### [What to work on]
List all the lines in these records that hold "title".

### [The records]
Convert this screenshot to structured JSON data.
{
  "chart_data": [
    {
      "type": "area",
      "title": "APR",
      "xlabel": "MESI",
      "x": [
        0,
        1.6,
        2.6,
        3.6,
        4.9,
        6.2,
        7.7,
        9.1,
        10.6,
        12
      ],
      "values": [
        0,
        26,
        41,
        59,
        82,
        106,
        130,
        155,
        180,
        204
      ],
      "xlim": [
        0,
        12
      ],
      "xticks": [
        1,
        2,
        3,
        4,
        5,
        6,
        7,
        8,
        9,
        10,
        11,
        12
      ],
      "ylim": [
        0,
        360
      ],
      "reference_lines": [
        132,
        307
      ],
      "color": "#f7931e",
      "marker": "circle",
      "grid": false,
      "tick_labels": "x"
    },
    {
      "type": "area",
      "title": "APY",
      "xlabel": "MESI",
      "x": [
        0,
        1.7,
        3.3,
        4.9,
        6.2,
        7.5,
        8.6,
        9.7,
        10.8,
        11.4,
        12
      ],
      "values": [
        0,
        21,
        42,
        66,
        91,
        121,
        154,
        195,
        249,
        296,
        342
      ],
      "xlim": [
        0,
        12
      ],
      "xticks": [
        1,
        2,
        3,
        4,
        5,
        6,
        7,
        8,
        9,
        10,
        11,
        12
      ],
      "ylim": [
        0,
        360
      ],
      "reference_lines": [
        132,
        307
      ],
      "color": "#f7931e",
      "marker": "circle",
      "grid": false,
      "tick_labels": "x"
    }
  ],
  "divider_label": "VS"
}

...

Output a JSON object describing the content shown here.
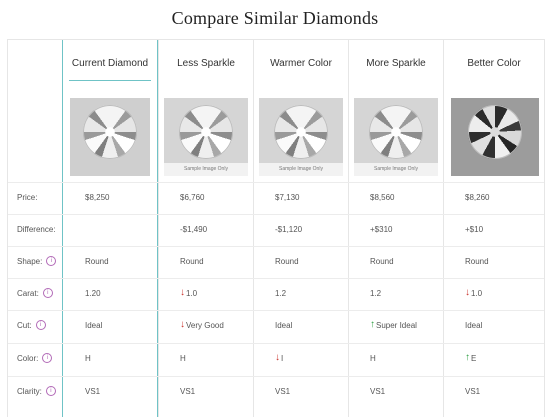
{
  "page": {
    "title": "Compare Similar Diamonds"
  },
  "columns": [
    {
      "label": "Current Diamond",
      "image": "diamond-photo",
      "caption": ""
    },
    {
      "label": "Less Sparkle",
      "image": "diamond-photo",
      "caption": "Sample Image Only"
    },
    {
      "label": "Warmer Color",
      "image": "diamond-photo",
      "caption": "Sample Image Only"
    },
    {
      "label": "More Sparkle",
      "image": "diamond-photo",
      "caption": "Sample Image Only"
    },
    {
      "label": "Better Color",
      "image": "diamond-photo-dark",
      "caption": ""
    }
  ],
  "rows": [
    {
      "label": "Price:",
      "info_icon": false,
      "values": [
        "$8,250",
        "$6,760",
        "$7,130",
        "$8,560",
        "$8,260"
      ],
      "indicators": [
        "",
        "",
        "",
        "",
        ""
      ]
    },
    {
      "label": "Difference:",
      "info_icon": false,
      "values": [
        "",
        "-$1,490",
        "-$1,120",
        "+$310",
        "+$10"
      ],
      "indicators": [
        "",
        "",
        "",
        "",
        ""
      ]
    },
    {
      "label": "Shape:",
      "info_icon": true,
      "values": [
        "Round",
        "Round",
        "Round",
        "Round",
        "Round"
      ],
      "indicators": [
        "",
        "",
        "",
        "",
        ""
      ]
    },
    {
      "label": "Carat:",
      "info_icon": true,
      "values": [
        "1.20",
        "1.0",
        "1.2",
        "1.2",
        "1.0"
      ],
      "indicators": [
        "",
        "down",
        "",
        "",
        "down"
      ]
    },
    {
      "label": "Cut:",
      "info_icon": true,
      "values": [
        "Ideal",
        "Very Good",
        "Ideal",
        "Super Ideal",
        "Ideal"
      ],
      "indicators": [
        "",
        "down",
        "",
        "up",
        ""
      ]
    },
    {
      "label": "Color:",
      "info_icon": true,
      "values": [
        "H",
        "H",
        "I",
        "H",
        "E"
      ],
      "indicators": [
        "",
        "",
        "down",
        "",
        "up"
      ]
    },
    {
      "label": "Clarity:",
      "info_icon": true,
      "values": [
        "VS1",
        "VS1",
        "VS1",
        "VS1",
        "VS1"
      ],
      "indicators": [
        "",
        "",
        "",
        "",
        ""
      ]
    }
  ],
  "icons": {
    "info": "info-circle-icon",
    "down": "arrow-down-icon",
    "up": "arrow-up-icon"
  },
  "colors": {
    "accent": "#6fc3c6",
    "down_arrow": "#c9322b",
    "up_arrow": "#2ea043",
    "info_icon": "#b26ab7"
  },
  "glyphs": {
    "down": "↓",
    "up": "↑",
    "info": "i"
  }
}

### [Task output]
      "title": "APR",
      "title": "APY",
    "title": "Compare Similar Diamonds"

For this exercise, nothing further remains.